**DIRECTION:**
Transcribe the entries exactly; images are not part of the copy.

**SOURCE RECORDS:**
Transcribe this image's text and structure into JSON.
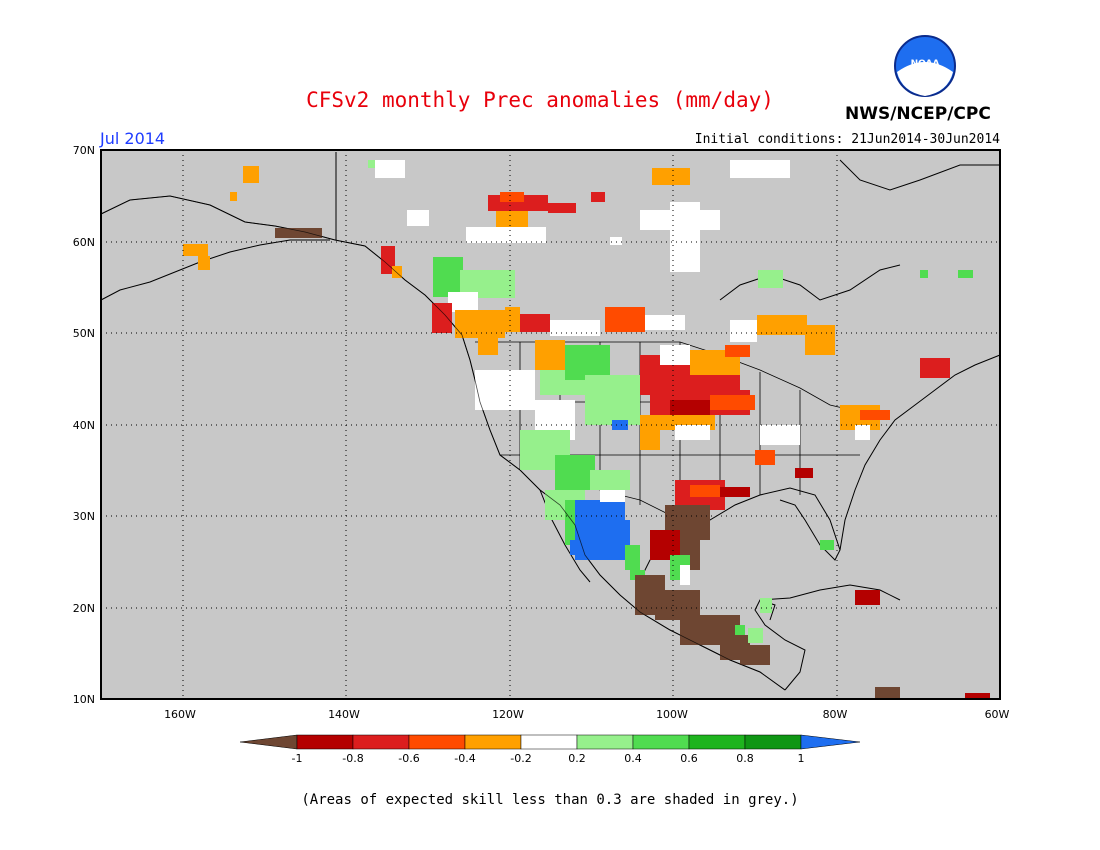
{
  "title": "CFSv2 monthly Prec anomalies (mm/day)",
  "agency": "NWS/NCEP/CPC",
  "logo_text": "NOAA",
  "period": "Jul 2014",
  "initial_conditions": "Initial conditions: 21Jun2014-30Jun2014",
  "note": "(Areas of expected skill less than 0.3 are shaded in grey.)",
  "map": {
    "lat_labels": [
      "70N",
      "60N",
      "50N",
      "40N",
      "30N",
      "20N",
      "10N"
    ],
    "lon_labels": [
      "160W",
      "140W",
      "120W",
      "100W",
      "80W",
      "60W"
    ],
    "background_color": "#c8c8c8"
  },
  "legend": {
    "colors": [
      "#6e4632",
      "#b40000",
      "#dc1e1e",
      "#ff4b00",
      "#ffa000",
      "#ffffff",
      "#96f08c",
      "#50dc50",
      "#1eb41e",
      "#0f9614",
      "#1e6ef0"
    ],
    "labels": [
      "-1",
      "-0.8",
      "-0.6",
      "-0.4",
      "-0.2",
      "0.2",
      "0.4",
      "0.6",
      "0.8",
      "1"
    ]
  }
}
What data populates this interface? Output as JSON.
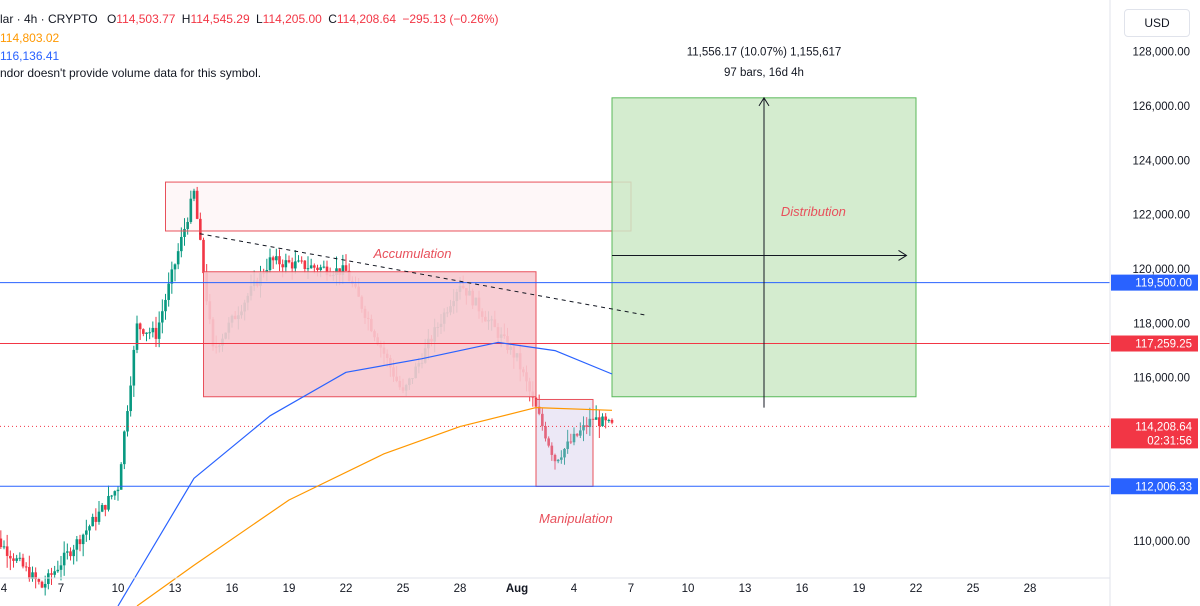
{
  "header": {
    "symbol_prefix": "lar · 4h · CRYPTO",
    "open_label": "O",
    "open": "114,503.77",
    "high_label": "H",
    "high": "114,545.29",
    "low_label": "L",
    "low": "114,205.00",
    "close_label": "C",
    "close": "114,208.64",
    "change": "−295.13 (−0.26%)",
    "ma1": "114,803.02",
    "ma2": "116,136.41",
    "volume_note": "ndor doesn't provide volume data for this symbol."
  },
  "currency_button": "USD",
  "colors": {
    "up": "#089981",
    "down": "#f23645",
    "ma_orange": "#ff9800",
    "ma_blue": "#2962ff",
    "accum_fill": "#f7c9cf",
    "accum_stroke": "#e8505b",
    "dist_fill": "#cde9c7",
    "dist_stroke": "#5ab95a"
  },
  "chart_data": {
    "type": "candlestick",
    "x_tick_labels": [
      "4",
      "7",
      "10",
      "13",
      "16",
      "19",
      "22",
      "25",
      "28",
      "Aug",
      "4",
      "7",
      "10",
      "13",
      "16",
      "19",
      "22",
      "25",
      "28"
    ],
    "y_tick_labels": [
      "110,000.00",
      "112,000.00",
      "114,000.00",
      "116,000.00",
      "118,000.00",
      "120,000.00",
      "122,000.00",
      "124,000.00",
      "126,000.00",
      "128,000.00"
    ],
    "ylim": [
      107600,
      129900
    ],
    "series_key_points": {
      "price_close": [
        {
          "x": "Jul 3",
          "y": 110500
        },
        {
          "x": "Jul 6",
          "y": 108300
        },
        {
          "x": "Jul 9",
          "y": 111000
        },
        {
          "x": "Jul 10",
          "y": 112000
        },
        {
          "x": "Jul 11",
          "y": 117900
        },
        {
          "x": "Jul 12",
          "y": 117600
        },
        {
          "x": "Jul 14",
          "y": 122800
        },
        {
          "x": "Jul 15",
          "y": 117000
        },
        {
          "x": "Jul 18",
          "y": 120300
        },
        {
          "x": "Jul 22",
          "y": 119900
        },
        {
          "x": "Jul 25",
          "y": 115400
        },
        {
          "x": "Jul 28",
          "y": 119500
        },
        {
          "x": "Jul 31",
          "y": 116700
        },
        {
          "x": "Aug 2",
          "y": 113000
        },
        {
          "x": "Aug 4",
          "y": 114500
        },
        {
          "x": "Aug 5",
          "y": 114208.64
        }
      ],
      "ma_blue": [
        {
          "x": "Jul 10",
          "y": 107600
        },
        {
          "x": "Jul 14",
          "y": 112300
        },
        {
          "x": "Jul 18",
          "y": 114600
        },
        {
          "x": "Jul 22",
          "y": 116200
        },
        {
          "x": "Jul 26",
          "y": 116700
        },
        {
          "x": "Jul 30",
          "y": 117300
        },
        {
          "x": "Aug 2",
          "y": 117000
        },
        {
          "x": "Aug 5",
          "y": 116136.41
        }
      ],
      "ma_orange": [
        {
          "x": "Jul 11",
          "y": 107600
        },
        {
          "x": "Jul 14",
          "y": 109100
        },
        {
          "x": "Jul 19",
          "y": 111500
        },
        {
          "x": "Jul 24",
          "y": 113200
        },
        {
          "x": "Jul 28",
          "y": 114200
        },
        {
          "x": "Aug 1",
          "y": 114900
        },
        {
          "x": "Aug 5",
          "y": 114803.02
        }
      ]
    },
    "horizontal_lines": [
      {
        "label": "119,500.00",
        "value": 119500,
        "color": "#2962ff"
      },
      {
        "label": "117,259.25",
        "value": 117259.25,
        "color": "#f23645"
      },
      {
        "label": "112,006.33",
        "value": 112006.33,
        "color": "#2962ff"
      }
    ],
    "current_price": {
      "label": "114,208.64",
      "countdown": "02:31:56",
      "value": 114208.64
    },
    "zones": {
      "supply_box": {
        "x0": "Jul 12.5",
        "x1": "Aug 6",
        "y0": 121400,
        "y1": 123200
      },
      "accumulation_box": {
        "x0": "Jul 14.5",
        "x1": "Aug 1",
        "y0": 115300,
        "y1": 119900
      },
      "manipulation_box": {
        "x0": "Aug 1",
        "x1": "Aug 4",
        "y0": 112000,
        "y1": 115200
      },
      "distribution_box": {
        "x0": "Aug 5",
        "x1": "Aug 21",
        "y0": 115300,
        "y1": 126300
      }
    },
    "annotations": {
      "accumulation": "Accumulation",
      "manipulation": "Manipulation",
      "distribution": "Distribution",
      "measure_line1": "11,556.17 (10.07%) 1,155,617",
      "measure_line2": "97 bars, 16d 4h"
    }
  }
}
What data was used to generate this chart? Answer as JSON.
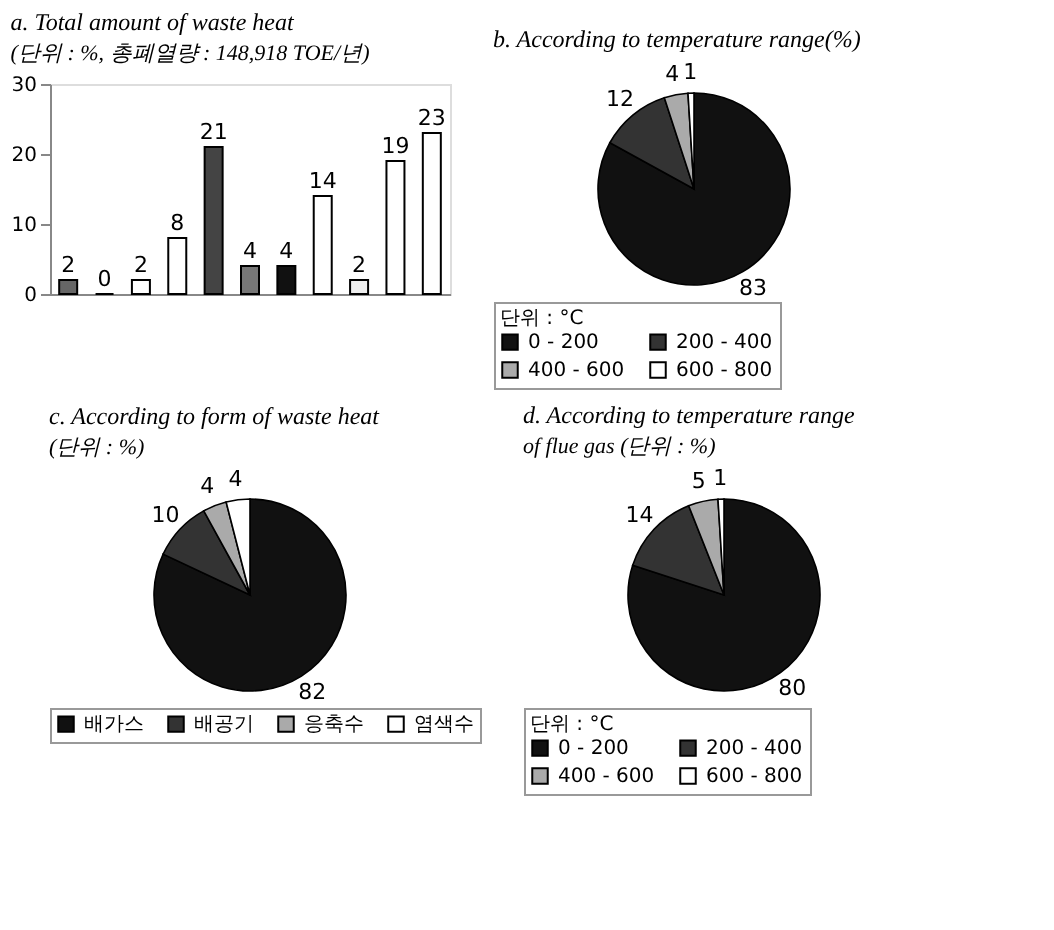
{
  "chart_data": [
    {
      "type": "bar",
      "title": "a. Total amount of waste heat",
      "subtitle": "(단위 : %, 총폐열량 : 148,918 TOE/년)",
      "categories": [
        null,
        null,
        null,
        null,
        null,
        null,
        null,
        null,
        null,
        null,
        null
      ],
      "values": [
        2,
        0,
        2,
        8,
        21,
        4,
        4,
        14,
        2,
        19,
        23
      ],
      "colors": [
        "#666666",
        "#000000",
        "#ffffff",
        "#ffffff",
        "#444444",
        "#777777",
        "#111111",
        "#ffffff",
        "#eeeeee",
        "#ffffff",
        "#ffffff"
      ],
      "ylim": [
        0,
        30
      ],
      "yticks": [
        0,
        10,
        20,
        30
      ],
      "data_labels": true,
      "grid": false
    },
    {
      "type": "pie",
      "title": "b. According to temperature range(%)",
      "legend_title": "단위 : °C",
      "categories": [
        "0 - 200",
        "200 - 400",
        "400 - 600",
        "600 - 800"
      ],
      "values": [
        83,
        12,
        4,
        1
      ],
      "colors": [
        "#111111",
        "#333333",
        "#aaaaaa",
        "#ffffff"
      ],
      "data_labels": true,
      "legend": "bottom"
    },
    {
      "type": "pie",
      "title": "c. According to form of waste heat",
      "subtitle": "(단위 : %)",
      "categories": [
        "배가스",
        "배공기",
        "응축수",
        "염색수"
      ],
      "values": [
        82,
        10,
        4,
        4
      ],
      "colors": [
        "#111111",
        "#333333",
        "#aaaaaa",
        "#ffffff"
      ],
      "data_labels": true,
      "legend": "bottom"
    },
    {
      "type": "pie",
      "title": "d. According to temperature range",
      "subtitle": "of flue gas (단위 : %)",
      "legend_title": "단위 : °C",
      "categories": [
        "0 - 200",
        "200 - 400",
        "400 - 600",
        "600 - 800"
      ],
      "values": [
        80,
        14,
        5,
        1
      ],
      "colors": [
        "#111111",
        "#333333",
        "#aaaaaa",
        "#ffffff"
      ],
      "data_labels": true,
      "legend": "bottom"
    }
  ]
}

**EXERCISE RESPONSE:**
Transcribe this image's text and structure into JSON.
{
  "title": "CFSv2 monthly Prec anomalies (mm/day)",
  "agency": "NWS/NCEP/CPC",
  "logo_text": "NOAA",
  "period": "Jul 2014",
  "initial_conditions": "Initial conditions: 21Jun2014-30Jun2014",
  "note": "(Areas of expected skill less than 0.3 are shaded in grey.)",
  "map": {
    "lat_labels": [
      "70N",
      "60N",
      "50N",
      "40N",
      "30N",
      "20N",
      "10N"
    ],
    "lon_labels": [
      "160W",
      "140W",
      "120W",
      "100W",
      "80W",
      "60W"
    ],
    "background_color": "#c8c8c8"
  },
  "legend": {
    "colors": [
      "#6e4632",
      "#b40000",
      "#dc1e1e",
      "#ff4b00",
      "#ffa000",
      "#ffffff",
      "#96f08c",
      "#50dc50",
      "#1eb41e",
      "#0f9614",
      "#1e6ef0"
    ],
    "labels": [
      "-1",
      "-0.8",
      "-0.6",
      "-0.4",
      "-0.2",
      "0.2",
      "0.4",
      "0.6",
      "0.8",
      "1"
    ]
  }
}
What data populates this interface? Output as JSON.
{
  "header": {
    "symbol_prefix": "lar · 4h · CRYPTO",
    "open_label": "O",
    "open": "114,503.77",
    "high_label": "H",
    "high": "114,545.29",
    "low_label": "L",
    "low": "114,205.00",
    "close_label": "C",
    "close": "114,208.64",
    "change": "−295.13 (−0.26%)",
    "ma1": "114,803.02",
    "ma2": "116,136.41",
    "volume_note": "ndor doesn't provide volume data for this symbol."
  },
  "currency_button": "USD",
  "colors": {
    "up": "#089981",
    "down": "#f23645",
    "ma_orange": "#ff9800",
    "ma_blue": "#2962ff",
    "accum_fill": "#f7c9cf",
    "accum_stroke": "#e8505b",
    "dist_fill": "#cde9c7",
    "dist_stroke": "#5ab95a"
  },
  "chart_data": {
    "type": "candlestick",
    "x_tick_labels": [
      "4",
      "7",
      "10",
      "13",
      "16",
      "19",
      "22",
      "25",
      "28",
      "Aug",
      "4",
      "7",
      "10",
      "13",
      "16",
      "19",
      "22",
      "25",
      "28"
    ],
    "y_tick_labels": [
      "110,000.00",
      "112,000.00",
      "114,000.00",
      "116,000.00",
      "118,000.00",
      "120,000.00",
      "122,000.00",
      "124,000.00",
      "126,000.00",
      "128,000.00"
    ],
    "ylim": [
      107600,
      129900
    ],
    "series_key_points": {
      "price_close": [
        {
          "x": "Jul 3",
          "y": 110500
        },
        {
          "x": "Jul 6",
          "y": 108300
        },
        {
          "x": "Jul 9",
          "y": 111000
        },
        {
          "x": "Jul 10",
          "y": 112000
        },
        {
          "x": "Jul 11",
          "y": 117900
        },
        {
          "x": "Jul 12",
          "y": 117600
        },
        {
          "x": "Jul 14",
          "y": 122800
        },
        {
          "x": "Jul 15",
          "y": 117000
        },
        {
          "x": "Jul 18",
          "y": 120300
        },
        {
          "x": "Jul 22",
          "y": 119900
        },
        {
          "x": "Jul 25",
          "y": 115400
        },
        {
          "x": "Jul 28",
          "y": 119500
        },
        {
          "x": "Jul 31",
          "y": 116700
        },
        {
          "x": "Aug 2",
          "y": 113000
        },
        {
          "x": "Aug 4",
          "y": 114500
        },
        {
          "x": "Aug 5",
          "y": 114208.64
        }
      ],
      "ma_blue": [
        {
          "x": "Jul 10",
          "y": 107600
        },
        {
          "x": "Jul 14",
          "y": 112300
        },
        {
          "x": "Jul 18",
          "y": 114600
        },
        {
          "x": "Jul 22",
          "y": 116200
        },
        {
          "x": "Jul 26",
          "y": 116700
        },
        {
          "x": "Jul 30",
          "y": 117300
        },
        {
          "x": "Aug 2",
          "y": 117000
        },
        {
          "x": "Aug 5",
          "y": 116136.41
        }
      ],
      "ma_orange": [
        {
          "x": "Jul 11",
          "y": 107600
        },
        {
          "x": "Jul 14",
          "y": 109100
        },
        {
          "x": "Jul 19",
          "y": 111500
        },
        {
          "x": "Jul 24",
          "y": 113200
        },
        {
          "x": "Jul 28",
          "y": 114200
        },
        {
          "x": "Aug 1",
          "y": 114900
        },
        {
          "x": "Aug 5",
          "y": 114803.02
        }
      ]
    },
    "horizontal_lines": [
      {
        "label": "119,500.00",
        "value": 119500,
        "color": "#2962ff"
      },
      {
        "label": "117,259.25",
        "value": 117259.25,
        "color": "#f23645"
      },
      {
        "label": "112,006.33",
        "value": 112006.33,
        "color": "#2962ff"
      }
    ],
    "current_price": {
      "label": "114,208.64",
      "countdown": "02:31:56",
      "value": 114208.64
    },
    "zones": {
      "supply_box": {
        "x0": "Jul 12.5",
        "x1": "Aug 6",
        "y0": 121400,
        "y1": 123200
      },
      "accumulation_box": {
        "x0": "Jul 14.5",
        "x1": "Aug 1",
        "y0": 115300,
        "y1": 119900
      },
      "manipulation_box": {
        "x0": "Aug 1",
        "x1": "Aug 4",
        "y0": 112000,
        "y1": 115200
      },
      "distribution_box": {
        "x0": "Aug 5",
        "x1": "Aug 21",
        "y0": 115300,
        "y1": 126300
      }
    },
    "annotations": {
      "accumulation": "Accumulation",
      "manipulation": "Manipulation",
      "distribution": "Distribution",
      "measure_line1": "11,556.17 (10.07%) 1,155,617",
      "measure_line2": "97 bars, 16d 4h"
    }
  }
}
What data was used to generate this chart? Answer as JSON.
{
  "chart_data": [
    {
      "type": "bar",
      "title": "a. Total amount of waste heat",
      "subtitle": "(단위 : %, 총폐열량 : 148,918 TOE/년)",
      "categories": [
        null,
        null,
        null,
        null,
        null,
        null,
        null,
        null,
        null,
        null,
        null
      ],
      "values": [
        2,
        0,
        2,
        8,
        21,
        4,
        4,
        14,
        2,
        19,
        23
      ],
      "colors": [
        "#666666",
        "#000000",
        "#ffffff",
        "#ffffff",
        "#444444",
        "#777777",
        "#111111",
        "#ffffff",
        "#eeeeee",
        "#ffffff",
        "#ffffff"
      ],
      "ylim": [
        0,
        30
      ],
      "yticks": [
        0,
        10,
        20,
        30
      ],
      "data_labels": true,
      "grid": false
    },
    {
      "type": "pie",
      "title": "b. According to temperature range(%)",
      "legend_title": "단위 : °C",
      "categories": [
        "0 - 200",
        "200 - 400",
        "400 - 600",
        "600 - 800"
      ],
      "values": [
        83,
        12,
        4,
        1
      ],
      "colors": [
        "#111111",
        "#333333",
        "#aaaaaa",
        "#ffffff"
      ],
      "data_labels": true,
      "legend": "bottom"
    },
    {
      "type": "pie",
      "title": "c. According to form of waste heat",
      "subtitle": "(단위 : %)",
      "categories": [
        "배가스",
        "배공기",
        "응축수",
        "염색수"
      ],
      "values": [
        82,
        10,
        4,
        4
      ],
      "colors": [
        "#111111",
        "#333333",
        "#aaaaaa",
        "#ffffff"
      ],
      "data_labels": true,
      "legend": "bottom"
    },
    {
      "type": "pie",
      "title": "d. According to temperature range",
      "subtitle": "of flue gas (단위 : %)",
      "legend_title": "단위 : °C",
      "categories": [
        "0 - 200",
        "200 - 400",
        "400 - 600",
        "600 - 800"
      ],
      "values": [
        80,
        14,
        5,
        1
      ],
      "colors": [
        "#111111",
        "#333333",
        "#aaaaaa",
        "#ffffff"
      ],
      "data_labels": true,
      "legend": "bottom"
    }
  ]
}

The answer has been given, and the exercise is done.